++++ SUPPLIED MATERIAL

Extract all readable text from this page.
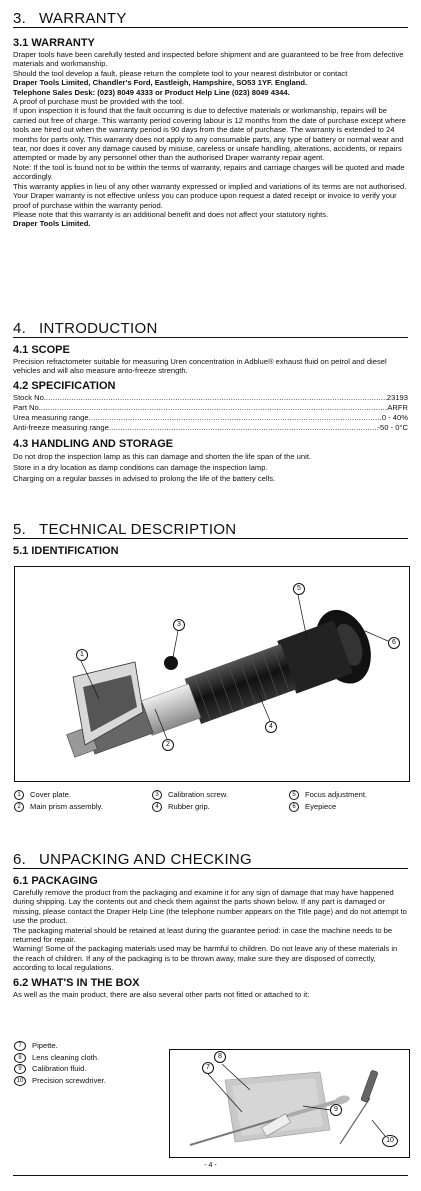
3. WARRANTY
3.1 WARRANTY

Draper tools have been carefully tested and inspected before shipment and are guaranteed to be free from defective materials and workmanship.

Should the tool develop a fault, please return the complete tool to your nearest distributor or contact

Draper Tools Limited, Chandler's Ford, Eastleigh, Hampshire, SO53 1YF. England.

Telephone Sales Desk: (023) 8049 4333 or Product Help Line (023) 8049 4344.

A proof of purchase must be provided with the tool.

If upon inspection it is found that the fault occurring is due to defective materials or workmanship, repairs will be carried out free of charge. This warranty period covering labour is 12 months from the date of purchase except where tools are hired out when the warranty period is 90 days from the date of purchase. The warranty is extended to 24 months for parts only. This warranty does not apply to any consumable parts, any type of battery or normal wear and tear, nor does it cover any damage caused by misuse, careless or unsafe handling, alterations, accidents, or repairs attempted or made by any personnel other than the authorised Draper warranty repair agent.

Note: If the tool is found not to be within the terms of warranty, repairs and carriage charges will be quoted and made accordingly.

This warranty applies in lieu of any other warranty expressed or implied and variations of its terms are not authorised.

Your Draper warranty is not effective unless you can produce upon request a dated receipt or invoice to verify your proof of purchase within the warranty period.

Please note that this warranty is an additional benefit and does not affect your statutory rights.

Draper Tools Limited.

4. INTRODUCTION
4.1 SCOPE

Precision refractometer suitable for measuring Uren concentration in Adblue® exhaust fluid on petrol and diesel vehicles and will also measure anto-freeze strength.

4.2 SPECIFICATION
Stock No. .....	23193
Part No. .....	ARFR
Urea measuring range .....	0 - 40%
Anti-freeze measuring range .....	-50 - 0°C
4.3 HANDLING AND STORAGE

Do not drop the inspection lamp as this can damage and shorten the life span of the unit.

Store in a dry location as damp conditions can damage the inspection lamp.

Charging on a regular basses in advised to prolong the life of the battery cells.

5. TECHNICAL DESCRIPTION
5.1 IDENTIFICATION
1
2
3
4
5
6
1 Cover plate.
2 Main prism assembly.
3 Calibration screw.
4 Rubber grip.
5 Focus adjustment.
6 Eyepiece
6. UNPACKING AND CHECKING
6.1 PACKAGING

Carefully remove the product from the packaging and examine it for any sign of damage that may have happened during shipping. Lay the contents out and check them against the parts shown below. If any part is damaged or missing, please contact the Draper Help Line (the telephone number appears on the Title page) and do not attempt to use the product.

The packaging material should be retained at least during the guarantee period: in case the machine needs to be returned for repair.

Warning! Some of the packaging materials used may be harmful to children. Do not leave any of these materials in the reach of children. If any of the packaging is to be thrown away, make sure they are disposed of correctly, according to local regulations.

6.2 WHAT'S IN THE BOX

As well as the main product, there are also several other parts not fitted or attached to it:

7 Pipette.
8 Lens cleaning cloth.
9 Calibration fluid.
10 Precision screwdriver.
7
8
9
10
- 4 -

++++++++

> **INSTRUCTIONS TO FOLLOW**
Using the data above, tally the lines that contain the string "repairs" and state only the result.

> **TASK OUTPUT**
2